§ **Data items**
____________
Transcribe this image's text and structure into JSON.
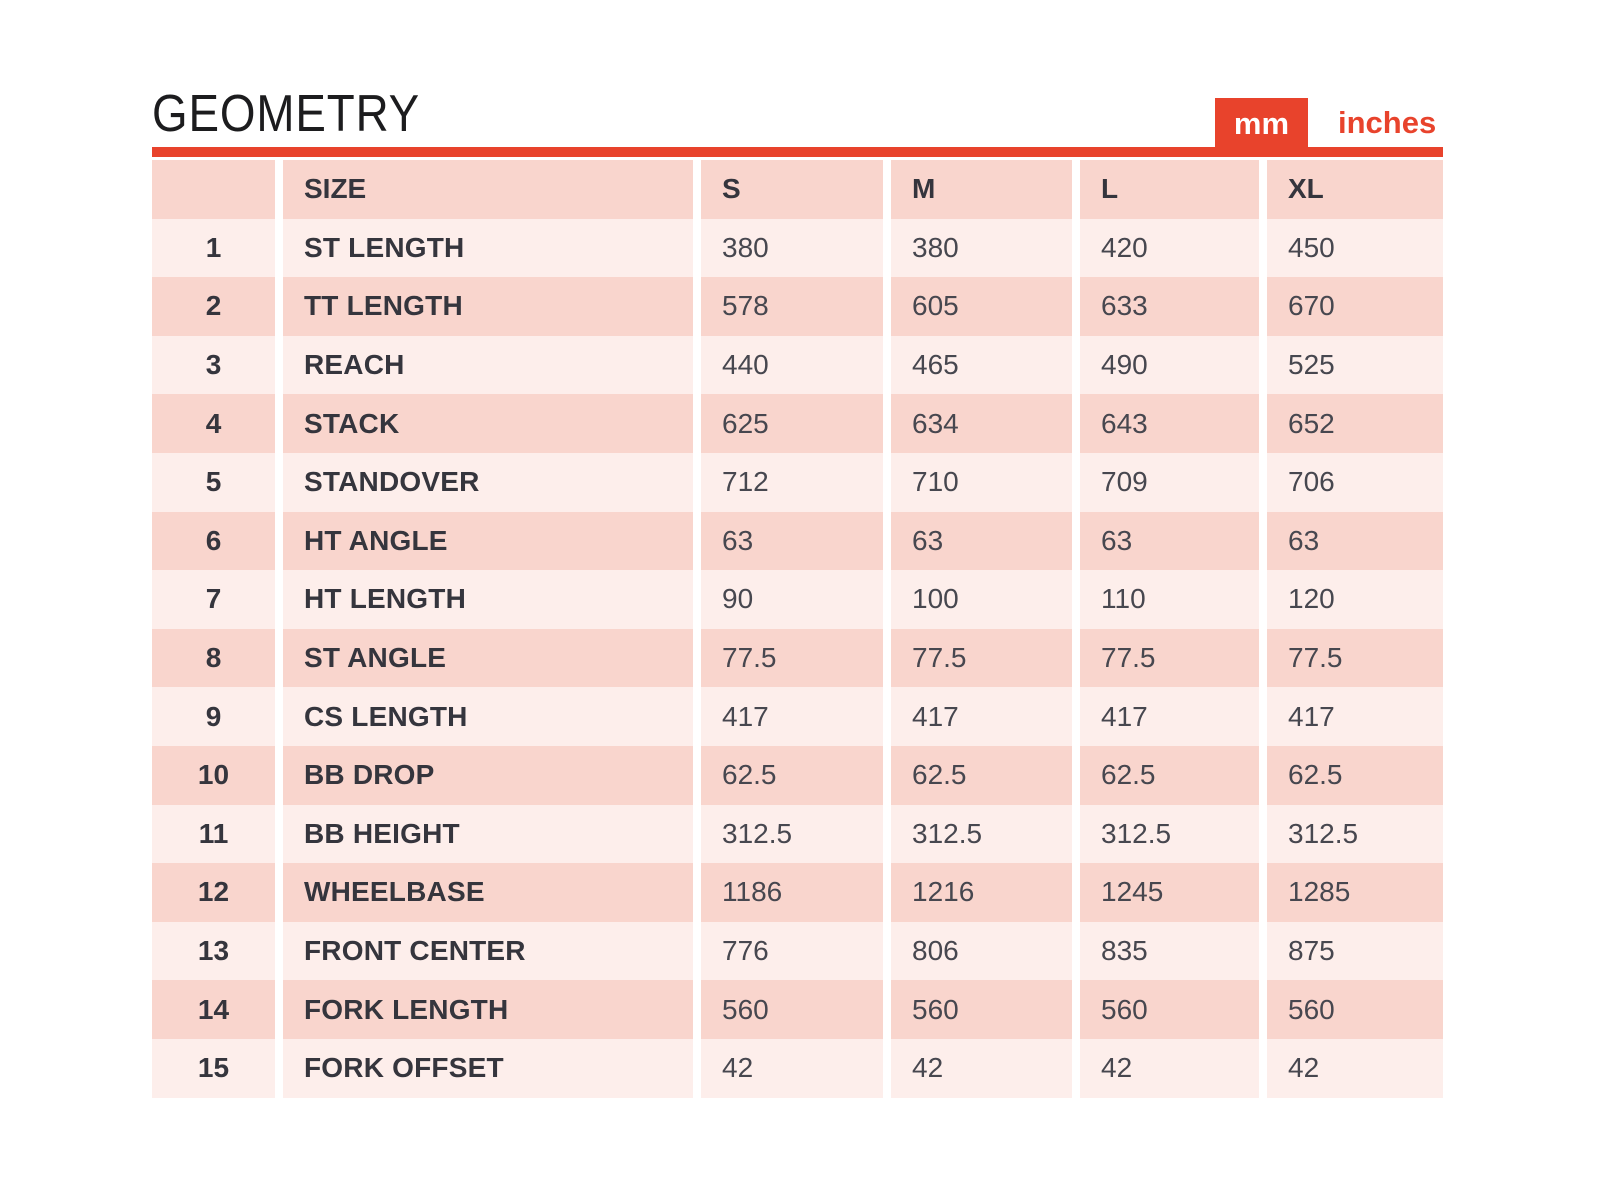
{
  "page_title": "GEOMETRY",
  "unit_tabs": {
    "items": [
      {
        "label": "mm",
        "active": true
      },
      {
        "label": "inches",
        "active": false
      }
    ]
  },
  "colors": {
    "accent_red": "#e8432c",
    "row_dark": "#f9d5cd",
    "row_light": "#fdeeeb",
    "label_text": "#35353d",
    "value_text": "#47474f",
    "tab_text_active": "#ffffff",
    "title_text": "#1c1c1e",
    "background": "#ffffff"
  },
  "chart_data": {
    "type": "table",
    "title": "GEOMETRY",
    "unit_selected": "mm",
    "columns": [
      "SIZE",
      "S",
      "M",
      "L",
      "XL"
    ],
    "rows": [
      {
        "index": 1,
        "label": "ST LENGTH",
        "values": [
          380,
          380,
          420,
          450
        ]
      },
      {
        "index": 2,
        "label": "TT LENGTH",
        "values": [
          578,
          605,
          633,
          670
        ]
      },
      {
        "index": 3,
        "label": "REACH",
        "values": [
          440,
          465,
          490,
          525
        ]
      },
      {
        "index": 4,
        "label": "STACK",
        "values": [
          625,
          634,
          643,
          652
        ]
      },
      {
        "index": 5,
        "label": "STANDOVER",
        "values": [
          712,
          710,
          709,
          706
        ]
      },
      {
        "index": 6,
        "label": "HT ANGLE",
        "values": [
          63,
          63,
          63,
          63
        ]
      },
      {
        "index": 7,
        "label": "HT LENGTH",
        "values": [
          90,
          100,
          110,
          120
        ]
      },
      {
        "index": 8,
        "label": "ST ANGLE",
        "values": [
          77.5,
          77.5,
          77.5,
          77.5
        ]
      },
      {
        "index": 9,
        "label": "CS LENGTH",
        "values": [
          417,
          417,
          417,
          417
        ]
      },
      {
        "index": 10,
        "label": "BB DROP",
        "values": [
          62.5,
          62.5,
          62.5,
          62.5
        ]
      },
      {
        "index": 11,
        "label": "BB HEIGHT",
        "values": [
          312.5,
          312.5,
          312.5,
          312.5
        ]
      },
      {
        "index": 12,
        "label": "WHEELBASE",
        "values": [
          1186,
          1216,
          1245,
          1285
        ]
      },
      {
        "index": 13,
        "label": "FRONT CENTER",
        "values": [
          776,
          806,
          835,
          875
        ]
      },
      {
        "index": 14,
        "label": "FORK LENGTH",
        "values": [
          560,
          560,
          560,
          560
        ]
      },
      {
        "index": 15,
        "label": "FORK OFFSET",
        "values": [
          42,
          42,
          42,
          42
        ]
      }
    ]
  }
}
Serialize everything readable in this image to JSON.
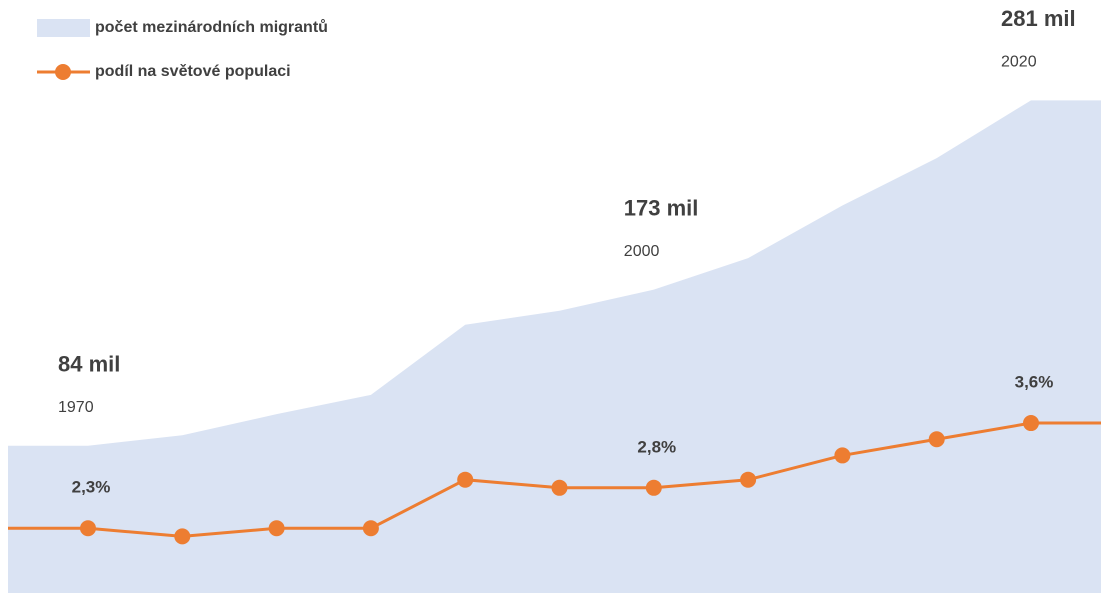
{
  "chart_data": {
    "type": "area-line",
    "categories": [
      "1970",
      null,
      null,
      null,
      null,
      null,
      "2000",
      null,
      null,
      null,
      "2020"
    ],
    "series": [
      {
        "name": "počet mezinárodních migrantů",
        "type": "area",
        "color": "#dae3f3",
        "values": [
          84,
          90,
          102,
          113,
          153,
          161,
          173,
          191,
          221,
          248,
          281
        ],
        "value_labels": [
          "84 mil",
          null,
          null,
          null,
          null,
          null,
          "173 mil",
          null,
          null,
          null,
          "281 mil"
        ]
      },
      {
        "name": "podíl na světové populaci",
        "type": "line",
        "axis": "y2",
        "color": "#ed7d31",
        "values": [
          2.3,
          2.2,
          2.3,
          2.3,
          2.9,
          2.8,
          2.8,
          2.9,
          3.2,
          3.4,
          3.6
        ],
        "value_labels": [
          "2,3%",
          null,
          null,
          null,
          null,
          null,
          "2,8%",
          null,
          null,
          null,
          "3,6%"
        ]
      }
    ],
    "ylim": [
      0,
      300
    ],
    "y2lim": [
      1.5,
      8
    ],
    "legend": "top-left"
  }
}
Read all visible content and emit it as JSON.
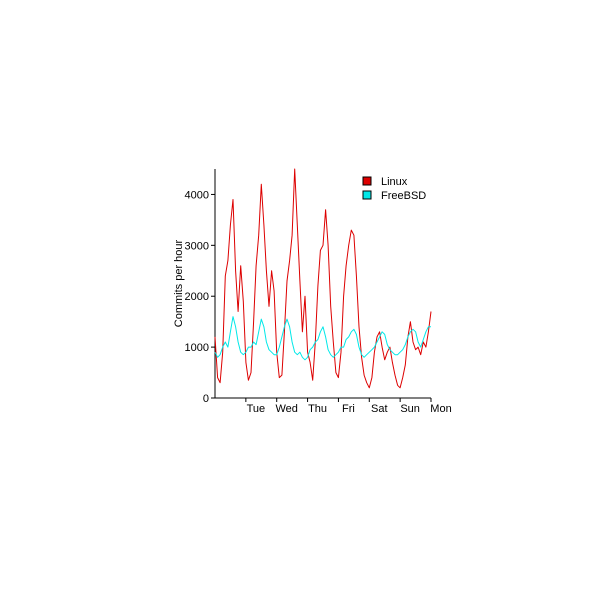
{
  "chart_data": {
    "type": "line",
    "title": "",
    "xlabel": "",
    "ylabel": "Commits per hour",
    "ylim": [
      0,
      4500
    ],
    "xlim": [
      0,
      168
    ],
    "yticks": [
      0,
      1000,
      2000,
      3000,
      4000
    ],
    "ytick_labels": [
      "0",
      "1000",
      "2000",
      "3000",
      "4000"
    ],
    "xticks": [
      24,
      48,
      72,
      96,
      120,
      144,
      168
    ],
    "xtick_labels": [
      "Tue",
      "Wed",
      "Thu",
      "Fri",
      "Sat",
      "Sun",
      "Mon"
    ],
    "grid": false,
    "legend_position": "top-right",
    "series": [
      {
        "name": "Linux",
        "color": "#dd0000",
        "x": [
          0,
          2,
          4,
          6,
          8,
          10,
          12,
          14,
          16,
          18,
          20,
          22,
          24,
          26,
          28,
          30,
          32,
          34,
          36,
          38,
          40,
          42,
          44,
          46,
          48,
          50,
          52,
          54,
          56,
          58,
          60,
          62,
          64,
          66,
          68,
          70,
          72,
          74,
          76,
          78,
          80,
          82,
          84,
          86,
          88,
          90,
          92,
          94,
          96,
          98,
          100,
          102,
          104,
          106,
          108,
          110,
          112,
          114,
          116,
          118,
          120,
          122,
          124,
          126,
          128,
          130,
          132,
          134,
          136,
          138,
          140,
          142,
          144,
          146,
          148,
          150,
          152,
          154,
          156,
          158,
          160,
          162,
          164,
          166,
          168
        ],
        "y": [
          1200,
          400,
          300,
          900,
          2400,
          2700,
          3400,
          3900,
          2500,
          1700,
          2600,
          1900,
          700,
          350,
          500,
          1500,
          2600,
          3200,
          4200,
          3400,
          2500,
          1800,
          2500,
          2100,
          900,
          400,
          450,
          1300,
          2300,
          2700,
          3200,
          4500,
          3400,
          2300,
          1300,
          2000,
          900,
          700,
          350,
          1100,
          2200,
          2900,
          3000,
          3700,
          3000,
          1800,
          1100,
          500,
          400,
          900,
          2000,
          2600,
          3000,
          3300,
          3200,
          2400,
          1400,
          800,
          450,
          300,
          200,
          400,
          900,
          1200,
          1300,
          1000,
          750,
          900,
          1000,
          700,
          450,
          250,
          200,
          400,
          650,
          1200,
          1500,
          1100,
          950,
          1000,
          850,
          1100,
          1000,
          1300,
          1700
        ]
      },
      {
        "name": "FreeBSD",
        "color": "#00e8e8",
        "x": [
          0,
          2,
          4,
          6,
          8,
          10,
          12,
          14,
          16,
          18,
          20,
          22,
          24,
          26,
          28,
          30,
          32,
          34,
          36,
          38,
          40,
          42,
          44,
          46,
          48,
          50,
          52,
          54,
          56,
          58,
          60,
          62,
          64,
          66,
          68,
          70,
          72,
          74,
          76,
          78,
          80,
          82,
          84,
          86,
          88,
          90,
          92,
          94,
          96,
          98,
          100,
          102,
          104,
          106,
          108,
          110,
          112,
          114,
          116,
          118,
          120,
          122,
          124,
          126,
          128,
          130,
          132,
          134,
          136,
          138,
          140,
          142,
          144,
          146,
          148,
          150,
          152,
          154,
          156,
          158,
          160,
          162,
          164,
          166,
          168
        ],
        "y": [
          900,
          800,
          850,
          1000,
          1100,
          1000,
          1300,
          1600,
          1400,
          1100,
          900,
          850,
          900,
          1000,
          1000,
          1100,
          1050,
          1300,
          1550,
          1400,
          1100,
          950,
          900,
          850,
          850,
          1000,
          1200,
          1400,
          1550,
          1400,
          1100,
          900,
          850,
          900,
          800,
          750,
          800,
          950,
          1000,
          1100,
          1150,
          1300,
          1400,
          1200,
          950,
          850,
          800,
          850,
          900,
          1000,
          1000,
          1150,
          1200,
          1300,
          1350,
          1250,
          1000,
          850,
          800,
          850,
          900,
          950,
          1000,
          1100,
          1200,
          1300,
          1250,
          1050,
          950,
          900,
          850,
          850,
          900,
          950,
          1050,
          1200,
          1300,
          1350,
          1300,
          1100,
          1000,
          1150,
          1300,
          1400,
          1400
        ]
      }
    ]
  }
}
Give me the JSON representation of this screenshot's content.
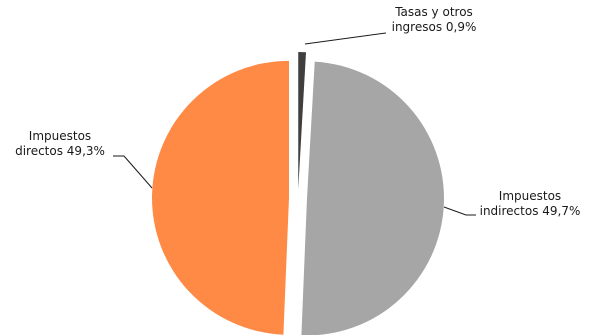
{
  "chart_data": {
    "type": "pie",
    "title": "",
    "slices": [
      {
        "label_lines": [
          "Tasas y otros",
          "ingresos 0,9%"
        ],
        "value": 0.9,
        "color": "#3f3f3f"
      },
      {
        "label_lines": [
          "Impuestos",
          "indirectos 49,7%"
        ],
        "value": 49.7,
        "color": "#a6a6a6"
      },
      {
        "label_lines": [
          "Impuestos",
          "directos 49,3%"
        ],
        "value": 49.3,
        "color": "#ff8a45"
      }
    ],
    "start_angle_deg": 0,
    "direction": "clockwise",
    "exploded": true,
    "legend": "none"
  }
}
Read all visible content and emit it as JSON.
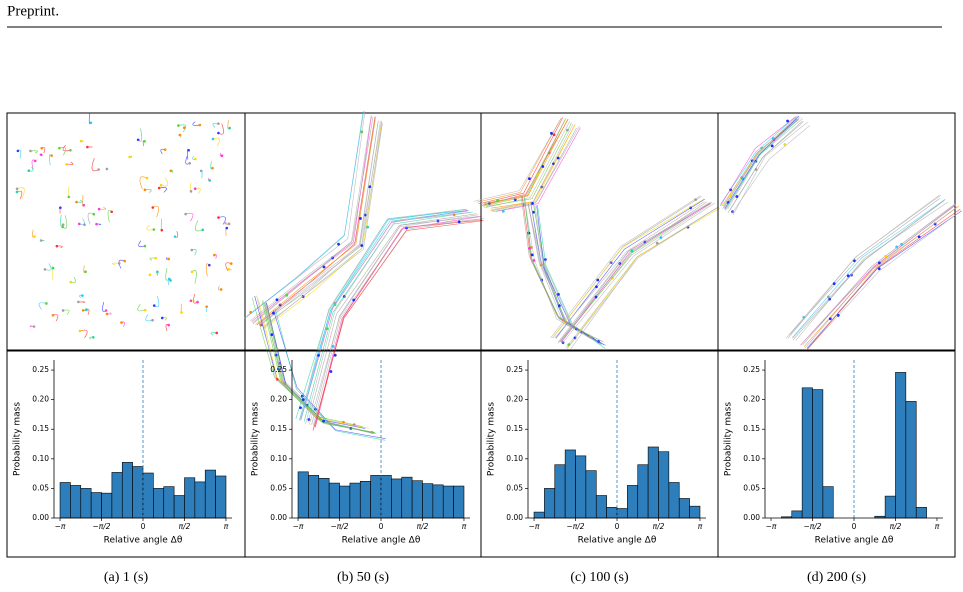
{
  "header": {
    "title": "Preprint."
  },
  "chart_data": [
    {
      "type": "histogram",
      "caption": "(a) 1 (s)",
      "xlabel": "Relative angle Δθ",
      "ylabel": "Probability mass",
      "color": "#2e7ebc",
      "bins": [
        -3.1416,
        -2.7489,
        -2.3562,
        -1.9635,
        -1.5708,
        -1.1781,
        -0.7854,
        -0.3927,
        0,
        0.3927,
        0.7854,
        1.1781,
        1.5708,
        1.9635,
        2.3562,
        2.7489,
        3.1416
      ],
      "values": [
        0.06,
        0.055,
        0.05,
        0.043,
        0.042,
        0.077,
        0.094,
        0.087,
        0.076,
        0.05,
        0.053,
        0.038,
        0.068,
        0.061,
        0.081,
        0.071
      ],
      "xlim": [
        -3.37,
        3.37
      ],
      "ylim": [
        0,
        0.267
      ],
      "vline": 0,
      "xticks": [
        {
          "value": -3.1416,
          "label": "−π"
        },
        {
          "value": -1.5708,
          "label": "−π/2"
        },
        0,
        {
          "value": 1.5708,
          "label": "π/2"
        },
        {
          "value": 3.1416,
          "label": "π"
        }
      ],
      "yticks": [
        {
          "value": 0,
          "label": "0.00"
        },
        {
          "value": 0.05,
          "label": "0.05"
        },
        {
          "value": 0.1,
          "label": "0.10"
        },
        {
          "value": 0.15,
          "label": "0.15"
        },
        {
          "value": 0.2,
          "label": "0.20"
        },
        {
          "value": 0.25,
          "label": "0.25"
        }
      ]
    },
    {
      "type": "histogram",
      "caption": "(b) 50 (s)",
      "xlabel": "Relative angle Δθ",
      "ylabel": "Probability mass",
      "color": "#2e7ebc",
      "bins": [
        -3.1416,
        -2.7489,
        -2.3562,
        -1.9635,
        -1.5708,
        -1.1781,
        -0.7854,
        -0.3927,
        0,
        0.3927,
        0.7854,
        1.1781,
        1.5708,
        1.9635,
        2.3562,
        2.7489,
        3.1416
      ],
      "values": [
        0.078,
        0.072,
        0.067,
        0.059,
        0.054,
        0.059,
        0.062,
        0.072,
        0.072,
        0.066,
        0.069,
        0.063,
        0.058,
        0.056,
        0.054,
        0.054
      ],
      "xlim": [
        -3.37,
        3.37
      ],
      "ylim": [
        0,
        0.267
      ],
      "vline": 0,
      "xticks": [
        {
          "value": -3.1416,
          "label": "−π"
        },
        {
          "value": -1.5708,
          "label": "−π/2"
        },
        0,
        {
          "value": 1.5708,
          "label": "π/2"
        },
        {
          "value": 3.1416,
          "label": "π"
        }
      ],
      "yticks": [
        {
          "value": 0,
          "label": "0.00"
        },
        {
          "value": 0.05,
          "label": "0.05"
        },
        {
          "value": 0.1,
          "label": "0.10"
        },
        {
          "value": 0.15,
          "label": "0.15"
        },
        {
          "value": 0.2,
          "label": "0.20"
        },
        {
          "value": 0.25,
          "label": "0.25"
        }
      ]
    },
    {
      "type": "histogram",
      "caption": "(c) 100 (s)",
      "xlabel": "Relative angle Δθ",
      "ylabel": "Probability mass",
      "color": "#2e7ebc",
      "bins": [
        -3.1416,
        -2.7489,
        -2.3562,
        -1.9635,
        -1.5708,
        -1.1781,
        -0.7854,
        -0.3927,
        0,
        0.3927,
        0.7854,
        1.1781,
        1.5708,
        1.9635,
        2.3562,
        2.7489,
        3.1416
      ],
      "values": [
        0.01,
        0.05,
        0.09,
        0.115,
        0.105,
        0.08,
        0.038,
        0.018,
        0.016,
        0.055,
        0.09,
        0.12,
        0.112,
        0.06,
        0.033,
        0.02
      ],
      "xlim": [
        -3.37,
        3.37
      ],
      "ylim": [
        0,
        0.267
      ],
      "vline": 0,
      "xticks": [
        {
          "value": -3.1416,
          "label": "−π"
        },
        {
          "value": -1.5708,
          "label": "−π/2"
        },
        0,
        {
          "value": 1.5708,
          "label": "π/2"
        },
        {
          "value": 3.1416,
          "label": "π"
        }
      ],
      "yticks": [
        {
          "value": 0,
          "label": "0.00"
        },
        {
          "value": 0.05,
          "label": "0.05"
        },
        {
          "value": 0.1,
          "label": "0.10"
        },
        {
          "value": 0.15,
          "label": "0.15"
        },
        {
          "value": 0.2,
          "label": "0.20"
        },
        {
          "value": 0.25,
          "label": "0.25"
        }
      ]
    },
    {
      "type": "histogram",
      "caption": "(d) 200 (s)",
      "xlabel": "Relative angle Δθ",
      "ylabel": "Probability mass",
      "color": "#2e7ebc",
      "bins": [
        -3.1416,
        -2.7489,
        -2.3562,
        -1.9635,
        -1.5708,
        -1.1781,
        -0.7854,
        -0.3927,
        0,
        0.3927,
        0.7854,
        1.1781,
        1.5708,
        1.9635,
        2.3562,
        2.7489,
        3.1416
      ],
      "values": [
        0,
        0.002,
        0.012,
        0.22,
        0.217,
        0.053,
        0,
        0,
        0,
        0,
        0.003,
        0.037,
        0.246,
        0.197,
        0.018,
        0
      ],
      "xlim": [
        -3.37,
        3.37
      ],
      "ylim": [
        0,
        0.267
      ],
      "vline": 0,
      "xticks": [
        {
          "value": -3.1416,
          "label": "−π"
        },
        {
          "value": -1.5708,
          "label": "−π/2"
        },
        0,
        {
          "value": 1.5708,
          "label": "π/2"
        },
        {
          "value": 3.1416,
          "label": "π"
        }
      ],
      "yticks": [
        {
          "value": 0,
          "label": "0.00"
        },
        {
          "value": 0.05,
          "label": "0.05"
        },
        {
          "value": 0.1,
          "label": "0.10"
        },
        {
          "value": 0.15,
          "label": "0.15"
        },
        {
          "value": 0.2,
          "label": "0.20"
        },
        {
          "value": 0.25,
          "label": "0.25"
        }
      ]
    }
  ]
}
____________
§ **EXERCISE OBJECTIVE**
Select and copy every line of the listing with the word "LENGTH".

§ **TASK SOLUTION**
        "label": "ST LENGTH",
        "label": "TT LENGTH",
        "label": "HT LENGTH",
        "label": "CS LENGTH",
        "label": "FORK LENGTH",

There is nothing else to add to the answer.